== DATASET RECORDS

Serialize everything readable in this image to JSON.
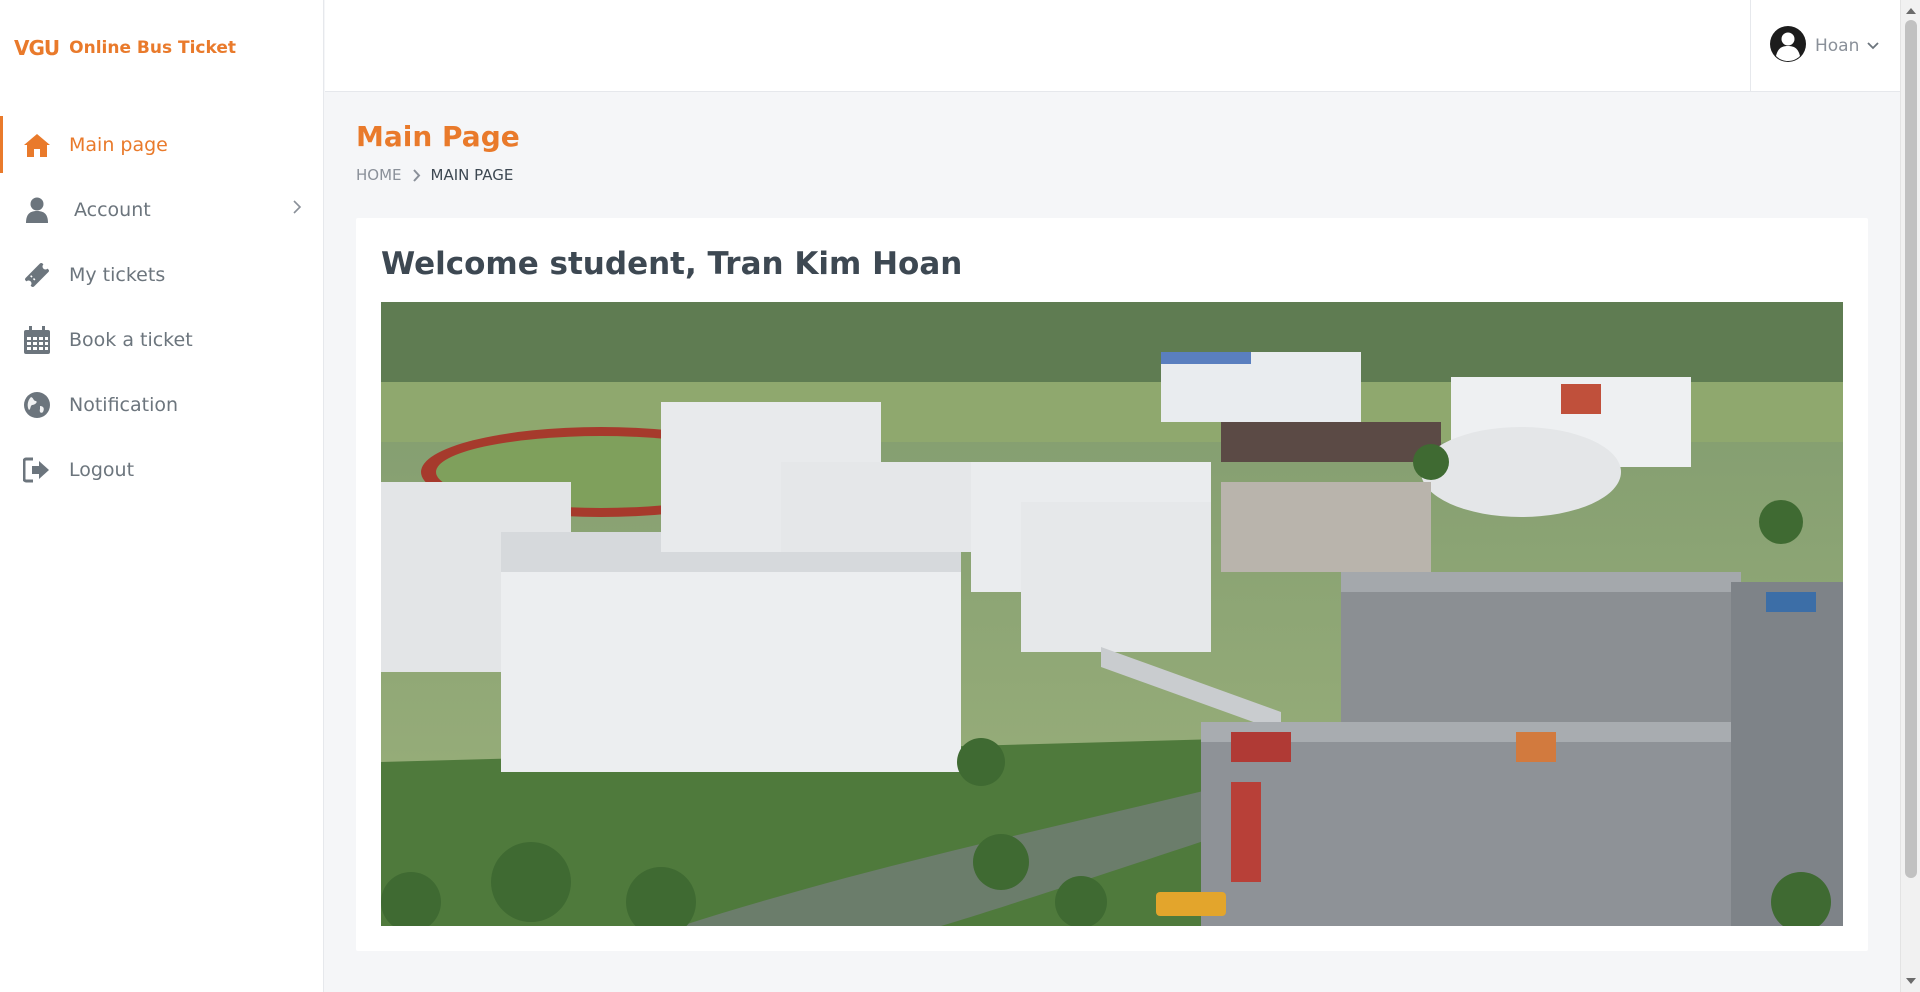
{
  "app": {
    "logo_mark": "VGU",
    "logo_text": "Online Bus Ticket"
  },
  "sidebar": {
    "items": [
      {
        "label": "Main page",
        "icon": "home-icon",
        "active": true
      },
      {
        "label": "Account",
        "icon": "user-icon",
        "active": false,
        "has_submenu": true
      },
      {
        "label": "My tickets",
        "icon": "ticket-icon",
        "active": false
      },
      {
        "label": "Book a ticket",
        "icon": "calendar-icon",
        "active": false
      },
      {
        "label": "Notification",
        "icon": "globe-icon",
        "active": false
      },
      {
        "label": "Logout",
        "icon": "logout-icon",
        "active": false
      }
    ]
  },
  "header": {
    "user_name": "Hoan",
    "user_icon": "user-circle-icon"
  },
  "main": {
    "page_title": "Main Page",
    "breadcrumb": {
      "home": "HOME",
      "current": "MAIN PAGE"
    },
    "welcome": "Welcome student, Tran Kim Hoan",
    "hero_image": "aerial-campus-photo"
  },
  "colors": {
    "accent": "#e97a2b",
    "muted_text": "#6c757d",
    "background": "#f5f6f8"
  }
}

====

• _WHAT IS EXPECTED_: Reproduce all of the material exactly, apart from the pictures.

• _COMPLETE ANSWER_:
Serialize everything readable in this image to JSON.
{
  "app": {
    "logo_mark": "VGU",
    "logo_text": "Online Bus Ticket"
  },
  "sidebar": {
    "items": [
      {
        "label": "Main page",
        "icon": "home-icon",
        "active": true
      },
      {
        "label": "Account",
        "icon": "user-icon",
        "active": false,
        "has_submenu": true
      },
      {
        "label": "My tickets",
        "icon": "ticket-icon",
        "active": false
      },
      {
        "label": "Book a ticket",
        "icon": "calendar-icon",
        "active": false
      },
      {
        "label": "Notification",
        "icon": "globe-icon",
        "active": false
      },
      {
        "label": "Logout",
        "icon": "logout-icon",
        "active": false
      }
    ]
  },
  "header": {
    "user_name": "Hoan",
    "user_icon": "user-circle-icon"
  },
  "main": {
    "page_title": "Main Page",
    "breadcrumb": {
      "home": "HOME",
      "current": "MAIN PAGE"
    },
    "welcome": "Welcome student, Tran Kim Hoan",
    "hero_image": "aerial-campus-photo"
  },
  "colors": {
    "accent": "#e97a2b",
    "muted_text": "#6c757d",
    "background": "#f5f6f8"
  }
}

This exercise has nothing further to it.